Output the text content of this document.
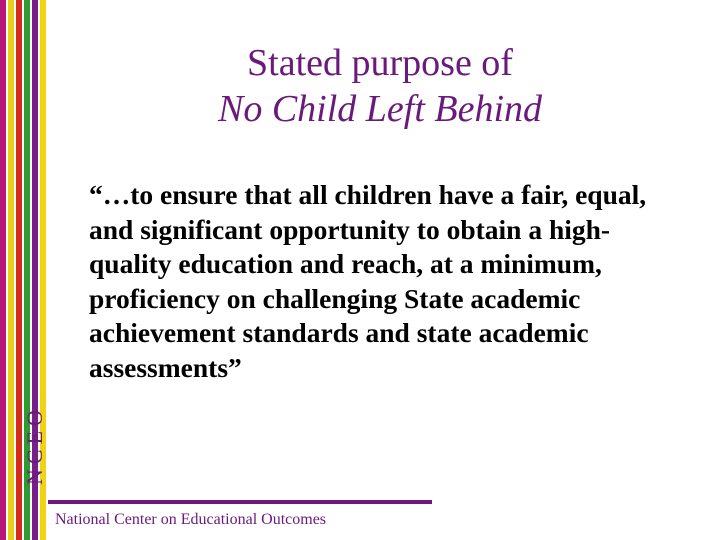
NCEO
Stated purpose of
No Child Left Behind
“…to ensure that all children have a fair, equal, and significant opportunity to obtain a high-quality education and reach, at a minimum, proficiency on challenging State academic achievement standards and state academic assessments”
National Center on Educational Outcomes
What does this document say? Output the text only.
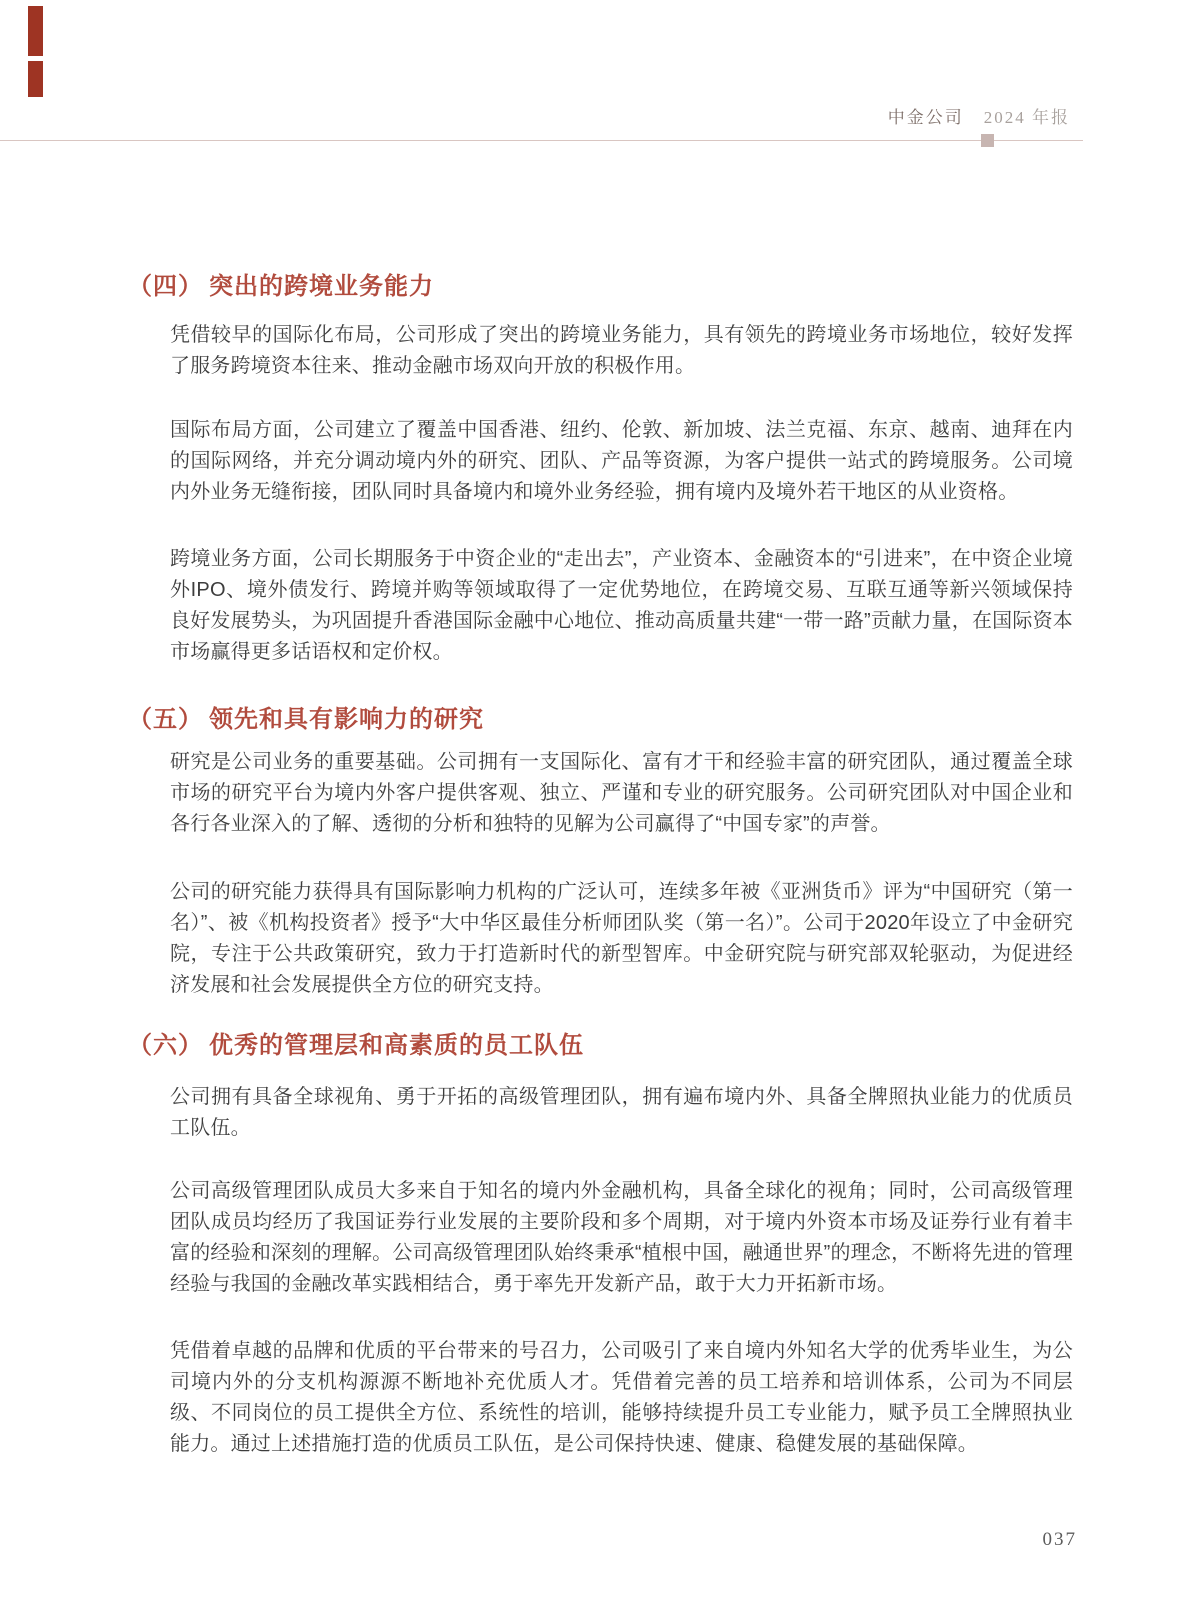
中金公司 2024 年报
（四） 突出的跨境业务能力

凭借较早的国际化布局，公司形成了突出的跨境业务能力，具有领先的跨境业务市场地位，较好发挥了服务跨境资本往来、推动金融市场双向开放的积极作用。

国际布局方面，公司建立了覆盖中国香港、纽约、伦敦、新加坡、法兰克福、东京、越南、迪拜在内的国际网络，并充分调动境内外的研究、团队、产品等资源，为客户提供一站式的跨境服务。公司境内外业务无缝衔接，团队同时具备境内和境外业务经验，拥有境内及境外若干地区的从业资格。

跨境业务方面，公司长期服务于中资企业的“走出去”，产业资本、金融资本的“引进来”，在中资企业境外IPO、境外债发行、跨境并购等领域取得了一定优势地位，在跨境交易、互联互通等新兴领域保持良好发展势头，为巩固提升香港国际金融中心地位、推动高质量共建“一带一路”贡献力量，在国际资本市场赢得更多话语权和定价权。

（五） 领先和具有影响力的研究

研究是公司业务的重要基础。公司拥有一支国际化、富有才干和经验丰富的研究团队，通过覆盖全球市场的研究平台为境内外客户提供客观、独立、严谨和专业的研究服务。公司研究团队对中国企业和各行各业深入的了解、透彻的分析和独特的见解为公司赢得了“中国专家”的声誉。

公司的研究能力获得具有国际影响力机构的广泛认可，连续多年被《亚洲货币》评为“中国研究（第一名）”、被《机构投资者》授予“大中华区最佳分析师团队奖（第一名）”。公司于2020年设立了中金研究院，专注于公共政策研究，致力于打造新时代的新型智库。中金研究院与研究部双轮驱动，为促进经济发展和社会发展提供全方位的研究支持。

（六） 优秀的管理层和高素质的员工队伍

公司拥有具备全球视角、勇于开拓的高级管理团队，拥有遍布境内外、具备全牌照执业能力的优质员工队伍。

公司高级管理团队成员大多来自于知名的境内外金融机构，具备全球化的视角；同时，公司高级管理团队成员均经历了我国证券行业发展的主要阶段和多个周期，对于境内外资本市场及证券行业有着丰富的经验和深刻的理解。公司高级管理团队始终秉承“植根中国，融通世界”的理念，不断将先进的管理经验与我国的金融改革实践相结合，勇于率先开发新产品，敢于大力开拓新市场。

凭借着卓越的品牌和优质的平台带来的号召力，公司吸引了来自境内外知名大学的优秀毕业生，为公司境内外的分支机构源源不断地补充优质人才。凭借着完善的员工培养和培训体系，公司为不同层级、不同岗位的员工提供全方位、系统性的培训，能够持续提升员工专业能力，赋予员工全牌照执业能力。通过上述措施打造的优质员工队伍，是公司保持快速、健康、稳健发展的基础保障。

037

──────────

* EXERCISE REQUIREMENTS
Look over the listing. Pull out every line with the string "this" in it.

* RESULT OF THE EXERCISE
Output the text content of this document.
What does this document say? Output the text only.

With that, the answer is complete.